▶

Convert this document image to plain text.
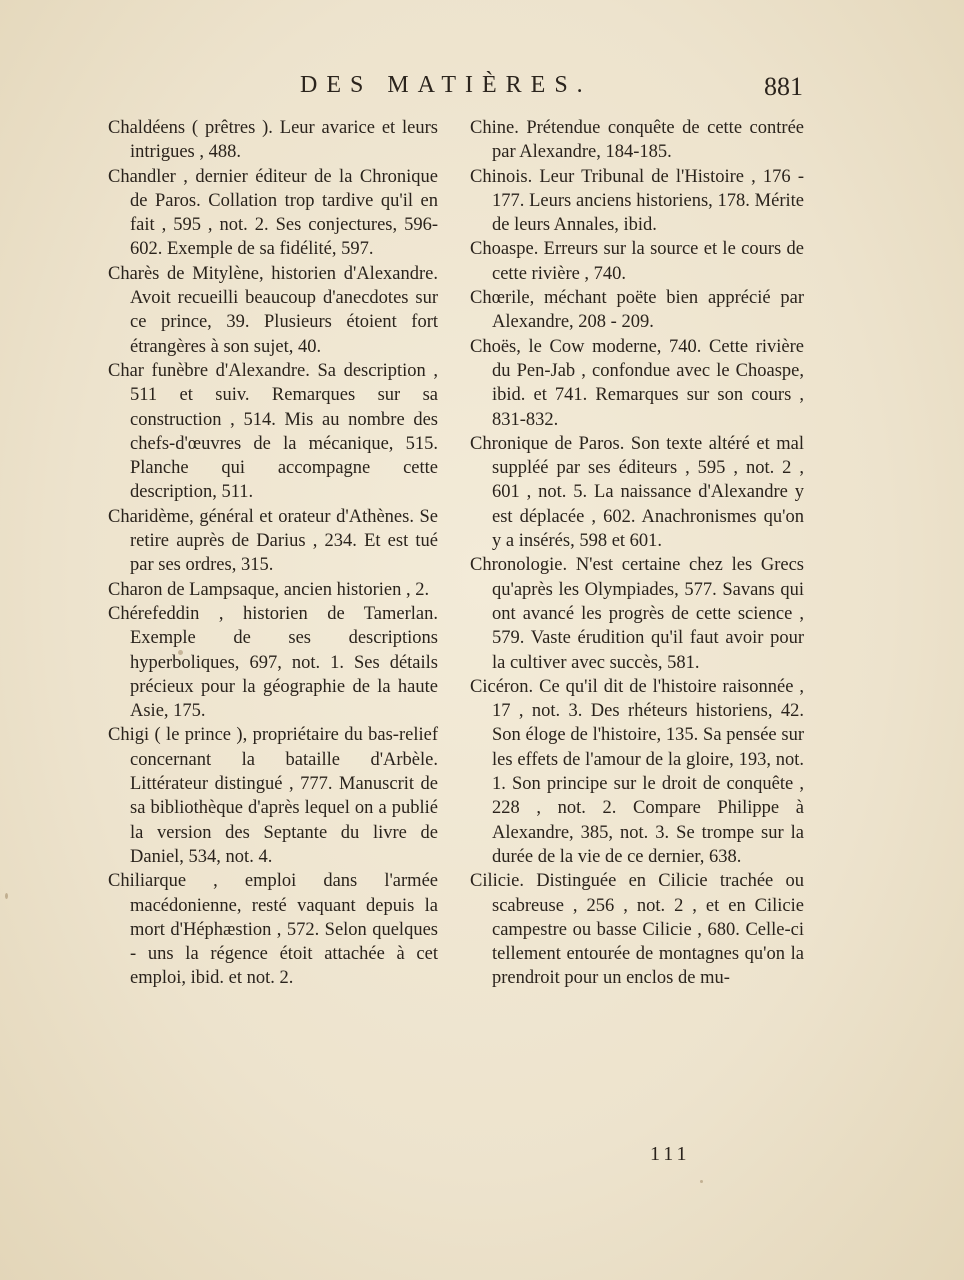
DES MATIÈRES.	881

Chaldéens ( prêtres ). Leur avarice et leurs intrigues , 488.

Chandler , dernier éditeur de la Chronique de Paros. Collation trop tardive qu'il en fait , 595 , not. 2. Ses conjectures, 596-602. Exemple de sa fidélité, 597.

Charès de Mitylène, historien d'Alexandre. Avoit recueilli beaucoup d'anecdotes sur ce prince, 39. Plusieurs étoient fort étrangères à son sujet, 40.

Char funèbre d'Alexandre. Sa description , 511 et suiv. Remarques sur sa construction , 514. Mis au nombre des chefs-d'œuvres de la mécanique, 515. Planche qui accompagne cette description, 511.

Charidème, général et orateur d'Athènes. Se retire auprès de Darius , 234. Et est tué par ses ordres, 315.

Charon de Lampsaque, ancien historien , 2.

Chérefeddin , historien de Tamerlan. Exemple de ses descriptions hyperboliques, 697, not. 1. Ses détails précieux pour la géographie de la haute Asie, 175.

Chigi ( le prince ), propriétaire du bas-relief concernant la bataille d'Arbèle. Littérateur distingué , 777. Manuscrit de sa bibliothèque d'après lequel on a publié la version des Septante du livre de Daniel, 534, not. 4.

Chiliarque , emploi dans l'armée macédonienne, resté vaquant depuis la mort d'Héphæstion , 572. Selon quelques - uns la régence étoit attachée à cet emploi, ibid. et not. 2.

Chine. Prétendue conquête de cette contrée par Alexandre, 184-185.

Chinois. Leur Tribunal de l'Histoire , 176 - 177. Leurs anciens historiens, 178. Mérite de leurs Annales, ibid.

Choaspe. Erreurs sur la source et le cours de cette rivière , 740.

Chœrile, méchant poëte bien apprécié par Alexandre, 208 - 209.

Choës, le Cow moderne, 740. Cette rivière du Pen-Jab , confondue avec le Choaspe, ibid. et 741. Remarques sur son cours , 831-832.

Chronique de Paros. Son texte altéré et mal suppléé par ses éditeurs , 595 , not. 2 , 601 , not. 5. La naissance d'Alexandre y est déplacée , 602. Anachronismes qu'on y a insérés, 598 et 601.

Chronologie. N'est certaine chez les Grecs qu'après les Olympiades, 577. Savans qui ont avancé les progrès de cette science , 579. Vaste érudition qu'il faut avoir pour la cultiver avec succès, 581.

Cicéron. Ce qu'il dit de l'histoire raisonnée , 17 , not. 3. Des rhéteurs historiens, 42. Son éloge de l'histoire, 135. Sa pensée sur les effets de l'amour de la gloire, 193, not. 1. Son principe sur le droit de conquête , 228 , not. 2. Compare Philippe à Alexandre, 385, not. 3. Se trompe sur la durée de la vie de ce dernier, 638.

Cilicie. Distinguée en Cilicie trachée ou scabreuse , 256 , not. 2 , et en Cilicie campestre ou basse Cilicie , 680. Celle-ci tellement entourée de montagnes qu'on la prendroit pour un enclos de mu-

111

◀

Where a line above contains the string "avec", copy that line.

Choës, le Cow moderne, 740. Cette rivière du Pen-Jab , confondue avec le Choaspe, ibid. et 741. Remarques sur son cours , 831-832.
Chronologie. N'est certaine chez les Grecs qu'après les Olympiades, 577. Savans qui ont avancé les progrès de cette science , 579. Vaste érudition qu'il faut avoir pour la cultiver avec succès, 581.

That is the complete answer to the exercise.